YOUR TASK: Copy out all the data, word for word.
********
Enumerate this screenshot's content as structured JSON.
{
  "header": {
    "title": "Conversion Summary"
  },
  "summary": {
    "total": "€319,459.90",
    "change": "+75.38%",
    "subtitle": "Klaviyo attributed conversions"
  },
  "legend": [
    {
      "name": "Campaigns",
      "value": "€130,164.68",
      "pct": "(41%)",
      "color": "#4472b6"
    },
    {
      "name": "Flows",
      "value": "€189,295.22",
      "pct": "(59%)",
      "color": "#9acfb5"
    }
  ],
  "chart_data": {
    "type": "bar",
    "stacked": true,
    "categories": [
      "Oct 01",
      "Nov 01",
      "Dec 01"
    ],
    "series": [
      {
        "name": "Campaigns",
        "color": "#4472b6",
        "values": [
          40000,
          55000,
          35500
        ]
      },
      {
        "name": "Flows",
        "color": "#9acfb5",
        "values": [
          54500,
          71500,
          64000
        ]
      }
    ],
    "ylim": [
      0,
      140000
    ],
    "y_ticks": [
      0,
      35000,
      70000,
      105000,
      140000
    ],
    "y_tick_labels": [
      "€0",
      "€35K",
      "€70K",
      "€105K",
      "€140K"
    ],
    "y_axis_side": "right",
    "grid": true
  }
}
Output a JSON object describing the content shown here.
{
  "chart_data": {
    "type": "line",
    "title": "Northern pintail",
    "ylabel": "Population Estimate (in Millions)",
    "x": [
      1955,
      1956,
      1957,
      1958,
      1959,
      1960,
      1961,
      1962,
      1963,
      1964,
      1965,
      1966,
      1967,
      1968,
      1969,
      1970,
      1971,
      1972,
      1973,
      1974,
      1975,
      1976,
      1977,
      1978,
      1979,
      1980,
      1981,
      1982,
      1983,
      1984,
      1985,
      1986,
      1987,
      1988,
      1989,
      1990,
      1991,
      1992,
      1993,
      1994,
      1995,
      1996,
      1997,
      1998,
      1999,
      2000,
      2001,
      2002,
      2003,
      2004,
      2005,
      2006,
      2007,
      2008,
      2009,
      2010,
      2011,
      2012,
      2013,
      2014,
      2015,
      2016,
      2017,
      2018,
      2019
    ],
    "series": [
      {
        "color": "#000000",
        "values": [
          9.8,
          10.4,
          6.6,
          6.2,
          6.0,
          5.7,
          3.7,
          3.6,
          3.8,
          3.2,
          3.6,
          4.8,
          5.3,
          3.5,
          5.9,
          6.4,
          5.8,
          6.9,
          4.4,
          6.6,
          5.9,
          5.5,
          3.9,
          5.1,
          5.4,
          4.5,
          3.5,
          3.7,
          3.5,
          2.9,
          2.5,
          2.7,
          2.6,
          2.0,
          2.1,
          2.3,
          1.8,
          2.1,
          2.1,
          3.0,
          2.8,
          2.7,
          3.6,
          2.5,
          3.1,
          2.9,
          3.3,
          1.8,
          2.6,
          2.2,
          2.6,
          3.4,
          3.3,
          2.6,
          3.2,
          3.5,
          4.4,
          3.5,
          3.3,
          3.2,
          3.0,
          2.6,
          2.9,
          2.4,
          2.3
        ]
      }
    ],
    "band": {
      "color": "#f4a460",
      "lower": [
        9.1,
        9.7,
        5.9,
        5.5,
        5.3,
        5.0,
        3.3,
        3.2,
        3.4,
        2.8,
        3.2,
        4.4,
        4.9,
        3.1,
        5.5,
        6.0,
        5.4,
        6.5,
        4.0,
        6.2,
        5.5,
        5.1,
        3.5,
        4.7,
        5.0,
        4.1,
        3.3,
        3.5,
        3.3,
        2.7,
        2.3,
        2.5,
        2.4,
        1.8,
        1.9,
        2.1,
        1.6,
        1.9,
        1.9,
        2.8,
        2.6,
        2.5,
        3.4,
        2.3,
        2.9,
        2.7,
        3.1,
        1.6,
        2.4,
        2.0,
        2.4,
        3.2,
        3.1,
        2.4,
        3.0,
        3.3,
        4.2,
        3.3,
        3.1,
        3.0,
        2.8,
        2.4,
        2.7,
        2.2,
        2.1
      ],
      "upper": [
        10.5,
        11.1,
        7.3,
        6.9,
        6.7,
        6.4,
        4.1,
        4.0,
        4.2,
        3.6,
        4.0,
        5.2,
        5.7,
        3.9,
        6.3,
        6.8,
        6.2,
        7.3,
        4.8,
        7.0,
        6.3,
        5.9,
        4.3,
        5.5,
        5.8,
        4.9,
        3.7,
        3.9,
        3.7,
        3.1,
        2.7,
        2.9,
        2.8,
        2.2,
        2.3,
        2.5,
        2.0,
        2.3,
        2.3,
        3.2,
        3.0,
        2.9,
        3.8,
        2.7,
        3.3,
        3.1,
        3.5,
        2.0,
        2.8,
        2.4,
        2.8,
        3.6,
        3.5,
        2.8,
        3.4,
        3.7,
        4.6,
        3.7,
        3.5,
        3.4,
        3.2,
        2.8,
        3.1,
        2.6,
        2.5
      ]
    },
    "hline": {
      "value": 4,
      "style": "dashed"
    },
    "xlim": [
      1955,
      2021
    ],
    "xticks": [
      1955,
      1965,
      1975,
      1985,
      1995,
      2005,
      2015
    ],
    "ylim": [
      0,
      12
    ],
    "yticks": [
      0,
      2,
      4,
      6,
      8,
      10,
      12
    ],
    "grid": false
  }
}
********
THE OUTPUT:
Enumerate this screenshot's content as structured JSON.
{
  "header": {
    "title": "Conversion Summary"
  },
  "summary": {
    "total": "€319,459.90",
    "change": "+75.38%",
    "subtitle": "Klaviyo attributed conversions"
  },
  "legend": [
    {
      "name": "Campaigns",
      "value": "€130,164.68",
      "pct": "(41%)",
      "color": "#4472b6"
    },
    {
      "name": "Flows",
      "value": "€189,295.22",
      "pct": "(59%)",
      "color": "#9acfb5"
    }
  ],
  "chart_data": {
    "type": "bar",
    "stacked": true,
    "categories": [
      "Oct 01",
      "Nov 01",
      "Dec 01"
    ],
    "series": [
      {
        "name": "Campaigns",
        "color": "#4472b6",
        "values": [
          40000,
          55000,
          35500
        ]
      },
      {
        "name": "Flows",
        "color": "#9acfb5",
        "values": [
          54500,
          71500,
          64000
        ]
      }
    ],
    "ylim": [
      0,
      140000
    ],
    "y_ticks": [
      0,
      35000,
      70000,
      105000,
      140000
    ],
    "y_tick_labels": [
      "€0",
      "€35K",
      "€70K",
      "€105K",
      "€140K"
    ],
    "y_axis_side": "right",
    "grid": true
  }
}
Output a JSON object describing the content shown here.
{
  "chart_data": {
    "type": "line",
    "title": "Northern pintail",
    "ylabel": "Population Estimate (in Millions)",
    "x": [
      1955,
      1956,
      1957,
      1958,
      1959,
      1960,
      1961,
      1962,
      1963,
      1964,
      1965,
      1966,
      1967,
      1968,
      1969,
      1970,
      1971,
      1972,
      1973,
      1974,
      1975,
      1976,
      1977,
      1978,
      1979,
      1980,
      1981,
      1982,
      1983,
      1984,
      1985,
      1986,
      1987,
      1988,
      1989,
      1990,
      1991,
      1992,
      1993,
      1994,
      1995,
      1996,
      1997,
      1998,
      1999,
      2000,
      2001,
      2002,
      2003,
      2004,
      2005,
      2006,
      2007,
      2008,
      2009,
      2010,
      2011,
      2012,
      2013,
      2014,
      2015,
      2016,
      2017,
      2018,
      2019
    ],
    "series": [
      {
        "color": "#000000",
        "values": [
          9.8,
          10.4,
          6.6,
          6.2,
          6.0,
          5.7,
          3.7,
          3.6,
          3.8,
          3.2,
          3.6,
          4.8,
          5.3,
          3.5,
          5.9,
          6.4,
          5.8,
          6.9,
          4.4,
          6.6,
          5.9,
          5.5,
          3.9,
          5.1,
          5.4,
          4.5,
          3.5,
          3.7,
          3.5,
          2.9,
          2.5,
          2.7,
          2.6,
          2.0,
          2.1,
          2.3,
          1.8,
          2.1,
          2.1,
          3.0,
          2.8,
          2.7,
          3.6,
          2.5,
          3.1,
          2.9,
          3.3,
          1.8,
          2.6,
          2.2,
          2.6,
          3.4,
          3.3,
          2.6,
          3.2,
          3.5,
          4.4,
          3.5,
          3.3,
          3.2,
          3.0,
          2.6,
          2.9,
          2.4,
          2.3
        ]
      }
    ],
    "band": {
      "color": "#f4a460",
      "lower": [
        9.1,
        9.7,
        5.9,
        5.5,
        5.3,
        5.0,
        3.3,
        3.2,
        3.4,
        2.8,
        3.2,
        4.4,
        4.9,
        3.1,
        5.5,
        6.0,
        5.4,
        6.5,
        4.0,
        6.2,
        5.5,
        5.1,
        3.5,
        4.7,
        5.0,
        4.1,
        3.3,
        3.5,
        3.3,
        2.7,
        2.3,
        2.5,
        2.4,
        1.8,
        1.9,
        2.1,
        1.6,
        1.9,
        1.9,
        2.8,
        2.6,
        2.5,
        3.4,
        2.3,
        2.9,
        2.7,
        3.1,
        1.6,
        2.4,
        2.0,
        2.4,
        3.2,
        3.1,
        2.4,
        3.0,
        3.3,
        4.2,
        3.3,
        3.1,
        3.0,
        2.8,
        2.4,
        2.7,
        2.2,
        2.1
      ],
      "upper": [
        10.5,
        11.1,
        7.3,
        6.9,
        6.7,
        6.4,
        4.1,
        4.0,
        4.2,
        3.6,
        4.0,
        5.2,
        5.7,
        3.9,
        6.3,
        6.8,
        6.2,
        7.3,
        4.8,
        7.0,
        6.3,
        5.9,
        4.3,
        5.5,
        5.8,
        4.9,
        3.7,
        3.9,
        3.7,
        3.1,
        2.7,
        2.9,
        2.8,
        2.2,
        2.3,
        2.5,
        2.0,
        2.3,
        2.3,
        3.2,
        3.0,
        2.9,
        3.8,
        2.7,
        3.3,
        3.1,
        3.5,
        2.0,
        2.8,
        2.4,
        2.8,
        3.6,
        3.5,
        2.8,
        3.4,
        3.7,
        4.6,
        3.7,
        3.5,
        3.4,
        3.2,
        2.8,
        3.1,
        2.6,
        2.5
      ]
    },
    "hline": {
      "value": 4,
      "style": "dashed"
    },
    "xlim": [
      1955,
      2021
    ],
    "xticks": [
      1955,
      1965,
      1975,
      1985,
      1995,
      2005,
      2015
    ],
    "ylim": [
      0,
      12
    ],
    "yticks": [
      0,
      2,
      4,
      6,
      8,
      10,
      12
    ],
    "grid": false
  }
}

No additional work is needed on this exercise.